#### [Document passage]
-.-.-

NSF welcomes proposals from all qualified scientists, engineers and educators. The Foundation strongly encourages women, minorities and persons with disabilities to compete fully in its programs. In accordance with Federal statutes, regulations and NSF policies, no person on grounds of race, color, age, sex, national origin or disability shall be excluded from participation in, be denied the benefits of, or be subjected to discrimination under any program or activity receiving financial assistance from NSF (unless otherwise specified in the eligibility requirements for a particular program).
Facilitation Awards for Scientists and Engineers with Disabilities (FASED) provide funding for special assistance or equipment to enable persons with disabilities (investigators and other staff, including student research assistants) to work on NSF-supported projects. See the program announcement/solicitation for further information.
The National Science Foundation has Telephonic Device for the Deaf (TDD) and Federal Information Relay Service (FIRS) capabilities that enable individuals with hearing impairments to communicate with the Foundation about NSF programs, employment or general information. TDD may be accessed at (703) 292-5090, FIRS at 1-800-877-8339.
The National Science Foundation is committed to making all of the information we publish easy to understand. If you have a suggestion about how to improve the clarity of this document or other NSF-published materials, please contact us at firstname.lastname@example.org.

-.-.-

#### [Dataset items]
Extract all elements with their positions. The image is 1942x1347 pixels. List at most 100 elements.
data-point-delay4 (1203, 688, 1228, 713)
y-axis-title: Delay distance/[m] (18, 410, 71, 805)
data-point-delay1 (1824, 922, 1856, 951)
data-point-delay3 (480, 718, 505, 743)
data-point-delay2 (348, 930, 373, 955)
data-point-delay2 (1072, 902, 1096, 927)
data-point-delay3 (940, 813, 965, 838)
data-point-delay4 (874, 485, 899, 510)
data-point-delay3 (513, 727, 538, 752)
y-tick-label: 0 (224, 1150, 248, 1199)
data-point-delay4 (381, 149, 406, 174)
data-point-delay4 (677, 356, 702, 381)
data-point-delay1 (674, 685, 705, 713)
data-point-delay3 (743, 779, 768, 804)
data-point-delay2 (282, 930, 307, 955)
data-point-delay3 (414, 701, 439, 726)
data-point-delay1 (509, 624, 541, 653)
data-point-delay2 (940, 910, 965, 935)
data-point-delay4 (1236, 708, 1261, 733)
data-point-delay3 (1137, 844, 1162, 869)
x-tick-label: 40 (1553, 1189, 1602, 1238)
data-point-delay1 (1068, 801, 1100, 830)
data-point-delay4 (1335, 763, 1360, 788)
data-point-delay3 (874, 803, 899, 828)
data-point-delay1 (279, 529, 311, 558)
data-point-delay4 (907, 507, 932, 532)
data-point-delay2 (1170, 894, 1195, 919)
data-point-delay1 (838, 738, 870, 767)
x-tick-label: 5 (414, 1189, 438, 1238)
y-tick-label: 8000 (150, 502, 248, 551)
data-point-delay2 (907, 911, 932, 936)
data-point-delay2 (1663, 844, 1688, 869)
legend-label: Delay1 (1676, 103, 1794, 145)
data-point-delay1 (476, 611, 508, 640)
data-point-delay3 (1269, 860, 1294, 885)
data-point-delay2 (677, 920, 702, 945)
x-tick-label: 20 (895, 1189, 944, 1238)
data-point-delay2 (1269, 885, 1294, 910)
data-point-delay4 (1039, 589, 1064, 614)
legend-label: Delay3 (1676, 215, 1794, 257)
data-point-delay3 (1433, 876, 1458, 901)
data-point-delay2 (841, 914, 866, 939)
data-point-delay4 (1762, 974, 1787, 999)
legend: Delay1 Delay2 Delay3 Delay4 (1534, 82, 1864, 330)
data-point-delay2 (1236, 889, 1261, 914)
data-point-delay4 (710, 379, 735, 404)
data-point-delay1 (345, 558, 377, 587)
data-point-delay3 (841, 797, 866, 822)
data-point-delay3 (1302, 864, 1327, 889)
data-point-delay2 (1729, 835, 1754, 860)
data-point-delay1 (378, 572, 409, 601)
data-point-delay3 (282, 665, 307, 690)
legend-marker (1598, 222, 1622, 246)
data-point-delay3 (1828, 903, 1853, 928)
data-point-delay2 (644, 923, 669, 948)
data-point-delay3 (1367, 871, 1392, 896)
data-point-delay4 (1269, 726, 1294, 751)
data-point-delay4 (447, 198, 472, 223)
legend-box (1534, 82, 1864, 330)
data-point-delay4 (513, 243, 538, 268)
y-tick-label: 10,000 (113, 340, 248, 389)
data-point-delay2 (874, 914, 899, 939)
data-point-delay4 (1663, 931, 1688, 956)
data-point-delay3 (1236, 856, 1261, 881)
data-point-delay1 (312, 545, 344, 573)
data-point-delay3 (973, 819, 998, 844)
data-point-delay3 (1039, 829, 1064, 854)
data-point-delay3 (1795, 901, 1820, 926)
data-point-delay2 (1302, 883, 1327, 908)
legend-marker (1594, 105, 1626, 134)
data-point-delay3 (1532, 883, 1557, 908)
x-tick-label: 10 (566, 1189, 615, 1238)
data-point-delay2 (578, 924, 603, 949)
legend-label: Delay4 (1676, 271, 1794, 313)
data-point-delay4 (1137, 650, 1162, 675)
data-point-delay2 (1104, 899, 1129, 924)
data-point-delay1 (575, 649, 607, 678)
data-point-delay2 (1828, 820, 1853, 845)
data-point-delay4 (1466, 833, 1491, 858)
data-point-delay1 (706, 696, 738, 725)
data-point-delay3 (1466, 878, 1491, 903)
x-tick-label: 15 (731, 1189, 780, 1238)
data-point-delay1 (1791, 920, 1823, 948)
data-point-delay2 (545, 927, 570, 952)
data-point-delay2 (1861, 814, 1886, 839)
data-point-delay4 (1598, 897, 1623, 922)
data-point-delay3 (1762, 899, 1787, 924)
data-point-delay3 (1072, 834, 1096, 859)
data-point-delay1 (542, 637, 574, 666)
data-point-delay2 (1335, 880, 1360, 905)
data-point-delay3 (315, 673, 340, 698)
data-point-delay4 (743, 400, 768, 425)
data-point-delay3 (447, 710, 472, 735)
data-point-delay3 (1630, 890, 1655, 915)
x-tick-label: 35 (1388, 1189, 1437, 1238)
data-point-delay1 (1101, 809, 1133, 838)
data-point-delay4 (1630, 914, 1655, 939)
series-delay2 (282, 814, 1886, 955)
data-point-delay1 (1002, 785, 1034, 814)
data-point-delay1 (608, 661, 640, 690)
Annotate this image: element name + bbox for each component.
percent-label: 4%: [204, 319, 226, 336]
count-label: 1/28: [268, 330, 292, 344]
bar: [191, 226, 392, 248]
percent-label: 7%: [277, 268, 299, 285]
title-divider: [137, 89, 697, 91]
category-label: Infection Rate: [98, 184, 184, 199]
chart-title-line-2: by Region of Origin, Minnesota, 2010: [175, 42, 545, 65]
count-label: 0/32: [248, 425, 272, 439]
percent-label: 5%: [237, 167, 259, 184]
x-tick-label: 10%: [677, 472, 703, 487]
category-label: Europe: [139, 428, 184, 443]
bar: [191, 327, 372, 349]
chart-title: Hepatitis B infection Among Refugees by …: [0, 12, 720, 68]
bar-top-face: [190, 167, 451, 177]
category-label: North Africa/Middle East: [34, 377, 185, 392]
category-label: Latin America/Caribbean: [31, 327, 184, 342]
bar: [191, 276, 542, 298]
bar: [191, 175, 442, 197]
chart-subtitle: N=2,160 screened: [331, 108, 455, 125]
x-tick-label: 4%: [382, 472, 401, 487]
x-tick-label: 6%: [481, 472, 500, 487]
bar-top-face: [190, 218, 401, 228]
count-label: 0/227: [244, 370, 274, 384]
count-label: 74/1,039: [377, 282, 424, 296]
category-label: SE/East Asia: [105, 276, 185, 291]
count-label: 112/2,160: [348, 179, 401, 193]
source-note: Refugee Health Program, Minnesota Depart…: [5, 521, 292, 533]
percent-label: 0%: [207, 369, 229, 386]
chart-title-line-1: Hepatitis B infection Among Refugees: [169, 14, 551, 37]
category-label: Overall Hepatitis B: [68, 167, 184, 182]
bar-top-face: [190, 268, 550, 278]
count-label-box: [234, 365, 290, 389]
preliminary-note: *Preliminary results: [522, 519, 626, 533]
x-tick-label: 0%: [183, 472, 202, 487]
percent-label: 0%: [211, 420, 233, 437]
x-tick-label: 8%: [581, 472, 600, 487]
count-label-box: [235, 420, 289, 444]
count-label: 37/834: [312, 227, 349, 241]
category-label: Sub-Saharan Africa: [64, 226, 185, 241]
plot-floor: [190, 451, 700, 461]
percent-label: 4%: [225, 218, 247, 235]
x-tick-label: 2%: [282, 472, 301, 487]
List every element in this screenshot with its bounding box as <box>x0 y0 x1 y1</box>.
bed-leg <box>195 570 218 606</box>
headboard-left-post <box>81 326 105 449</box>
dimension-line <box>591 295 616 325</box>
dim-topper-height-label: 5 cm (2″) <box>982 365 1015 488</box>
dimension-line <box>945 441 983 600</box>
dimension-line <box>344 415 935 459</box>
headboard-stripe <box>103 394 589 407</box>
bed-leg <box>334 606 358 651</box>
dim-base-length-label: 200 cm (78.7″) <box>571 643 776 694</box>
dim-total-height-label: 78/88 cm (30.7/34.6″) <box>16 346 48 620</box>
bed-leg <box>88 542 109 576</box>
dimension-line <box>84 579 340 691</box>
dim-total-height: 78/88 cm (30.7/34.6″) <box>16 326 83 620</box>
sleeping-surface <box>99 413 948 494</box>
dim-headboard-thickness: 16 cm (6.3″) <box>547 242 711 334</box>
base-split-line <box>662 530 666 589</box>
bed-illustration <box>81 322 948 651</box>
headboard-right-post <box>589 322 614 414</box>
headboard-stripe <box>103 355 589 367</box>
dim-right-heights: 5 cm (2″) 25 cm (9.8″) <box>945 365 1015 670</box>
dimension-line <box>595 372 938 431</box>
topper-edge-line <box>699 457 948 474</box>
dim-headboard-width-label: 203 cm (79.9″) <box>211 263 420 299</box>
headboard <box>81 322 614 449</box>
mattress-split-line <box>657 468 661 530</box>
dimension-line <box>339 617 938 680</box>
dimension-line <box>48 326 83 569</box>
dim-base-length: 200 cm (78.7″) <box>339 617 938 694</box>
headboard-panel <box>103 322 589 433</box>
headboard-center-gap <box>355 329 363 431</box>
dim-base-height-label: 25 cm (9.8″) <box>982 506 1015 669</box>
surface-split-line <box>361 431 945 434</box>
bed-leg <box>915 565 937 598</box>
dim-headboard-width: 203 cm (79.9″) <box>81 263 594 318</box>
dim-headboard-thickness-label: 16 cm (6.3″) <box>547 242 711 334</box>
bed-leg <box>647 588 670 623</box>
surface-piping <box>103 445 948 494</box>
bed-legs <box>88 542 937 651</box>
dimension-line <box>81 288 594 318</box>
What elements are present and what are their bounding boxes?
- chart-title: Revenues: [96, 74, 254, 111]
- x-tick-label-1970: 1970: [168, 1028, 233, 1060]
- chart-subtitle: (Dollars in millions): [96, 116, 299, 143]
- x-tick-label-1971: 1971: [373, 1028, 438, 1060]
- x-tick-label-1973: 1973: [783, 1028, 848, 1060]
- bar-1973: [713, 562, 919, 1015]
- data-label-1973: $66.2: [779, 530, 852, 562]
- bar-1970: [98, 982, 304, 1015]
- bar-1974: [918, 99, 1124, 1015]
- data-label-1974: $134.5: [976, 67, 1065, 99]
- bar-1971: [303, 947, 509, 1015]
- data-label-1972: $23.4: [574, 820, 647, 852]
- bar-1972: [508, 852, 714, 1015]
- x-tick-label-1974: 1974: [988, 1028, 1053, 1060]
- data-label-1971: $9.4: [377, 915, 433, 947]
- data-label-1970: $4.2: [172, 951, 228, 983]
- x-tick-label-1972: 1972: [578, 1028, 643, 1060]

-.-.-

#### [Work request 1]
In the NSF eligibility passage, what number is given for reaching the Foundation by TDD?
#### [Work request 2]
Write a continuation of the NSF eligibility passage from where it stops.

#### [Written response 1]
(703) 292-5090

#### [Written response 2]
The information requested on proposal forms and project reports is solicited under the authority of the National Science Foundation Act of 1950, as amended. The information on proposal forms will be used in connection with the selection of qualified proposals; project reports submitted by awardees will be used for program evaluation and reporting within the Executive Branch and to Congress. The information requested may be disclosed to qualified reviewers and staff assistants as part of the proposal review process; to applicant institutions/grantees to provide or obtain data regarding the proposal review process, award decisions, or the administration of awards; to government contractors, experts, volunteers and researchers and educators as necessary to complete assigned work; to other government agencies needing information as part of the review process or in order to coordinate programs; and to another Federal agency, court or party in a court or Federal administrative proceeding if the government is a party. Information about Principal Investigators may be added to the Reviewer file and used to select potential candidates to serve as peer reviewers or advisory committee members. See Systems of Records, NSF-50, "Principal Investigator/Proposal File and Associated Records," 63 Federal Register 267 (January 5, 1998), and NSF-51, "Reviewer/Proposal File and Associated Records," 63 Federal Register 268 (January 5, 1998). Submission of the information is voluntary. Failure to provide full and complete information, however, may reduce the possibility of receiving an award.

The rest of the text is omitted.